■ What is required ■
Select from the data all lines with the word "mars".

--------------------

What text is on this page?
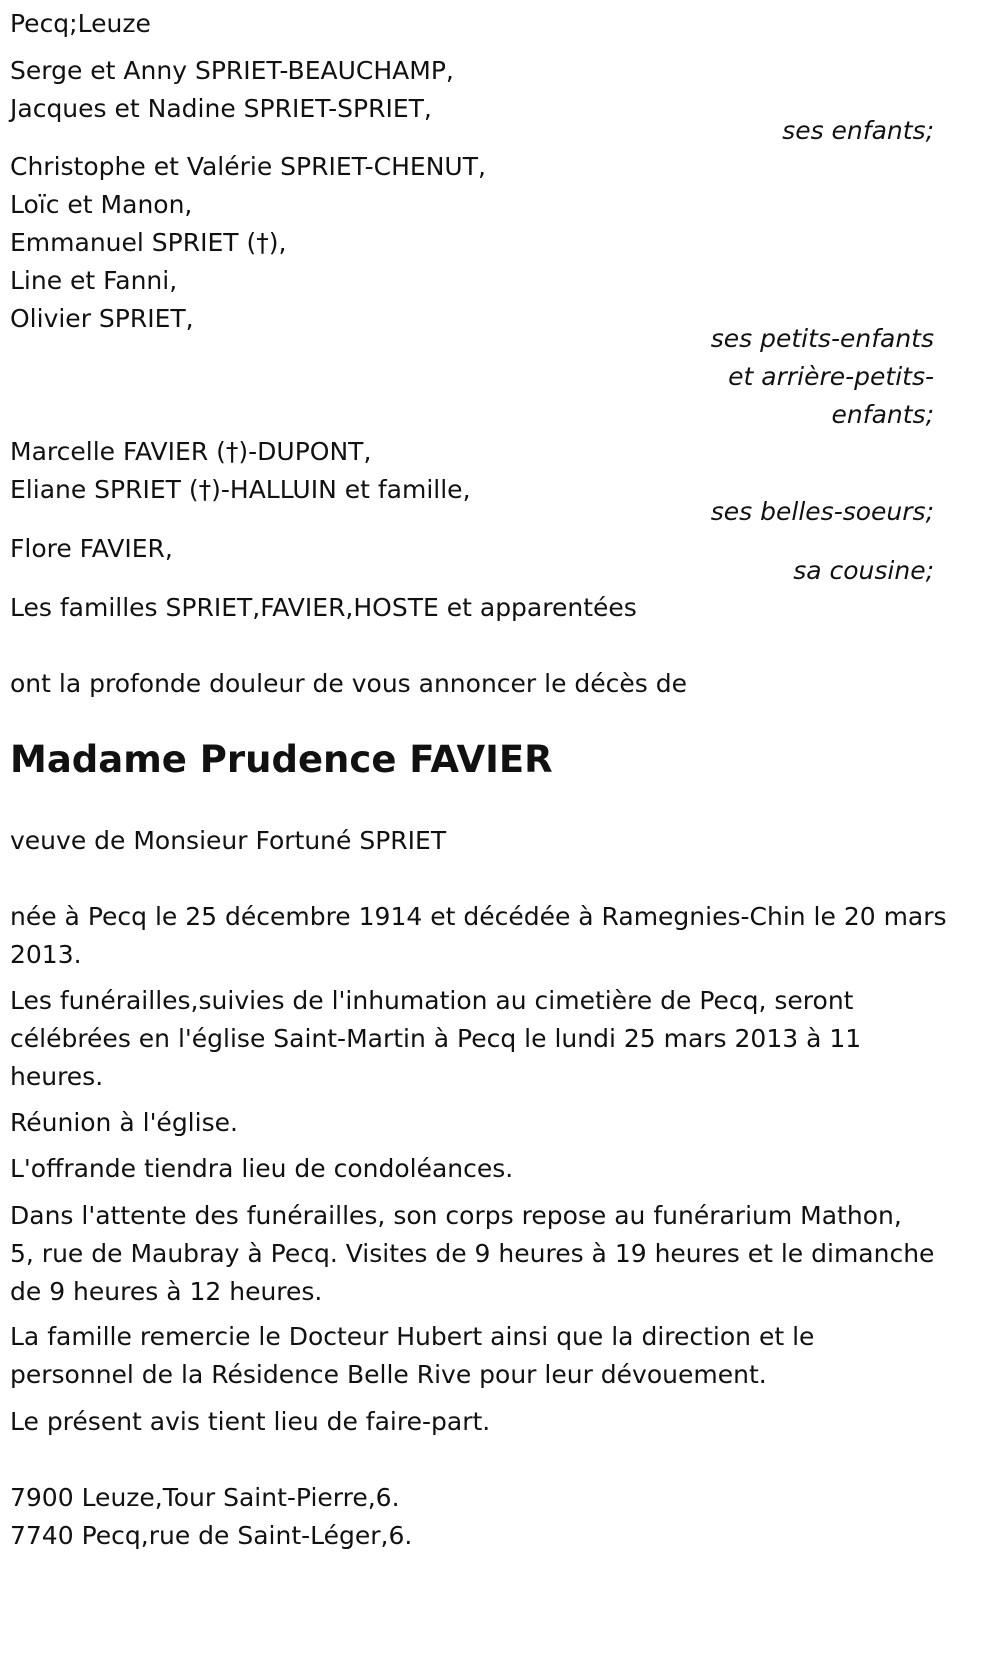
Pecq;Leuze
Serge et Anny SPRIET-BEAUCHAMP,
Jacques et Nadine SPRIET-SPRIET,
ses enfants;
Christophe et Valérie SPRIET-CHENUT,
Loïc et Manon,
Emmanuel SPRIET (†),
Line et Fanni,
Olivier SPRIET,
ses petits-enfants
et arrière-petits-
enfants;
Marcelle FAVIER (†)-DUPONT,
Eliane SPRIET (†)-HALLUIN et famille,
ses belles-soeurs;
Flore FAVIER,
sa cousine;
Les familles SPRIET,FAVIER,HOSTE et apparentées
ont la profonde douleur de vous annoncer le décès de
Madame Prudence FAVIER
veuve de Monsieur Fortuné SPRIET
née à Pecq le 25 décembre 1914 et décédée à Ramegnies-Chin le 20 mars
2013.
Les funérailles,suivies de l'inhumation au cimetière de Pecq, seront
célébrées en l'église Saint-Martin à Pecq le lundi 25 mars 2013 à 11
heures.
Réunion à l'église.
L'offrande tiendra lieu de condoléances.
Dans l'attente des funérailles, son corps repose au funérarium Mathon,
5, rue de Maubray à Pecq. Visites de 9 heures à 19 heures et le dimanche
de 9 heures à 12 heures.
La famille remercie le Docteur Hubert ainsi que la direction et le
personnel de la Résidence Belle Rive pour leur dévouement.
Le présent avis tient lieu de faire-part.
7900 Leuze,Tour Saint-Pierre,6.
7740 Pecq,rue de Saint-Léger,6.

--------------------

■ Task solution ■
née à Pecq le 25 décembre 1914 et décédée à Ramegnies-Chin le 20 mars
célébrées en l'église Saint-Martin à Pecq le lundi 25 mars 2013 à 11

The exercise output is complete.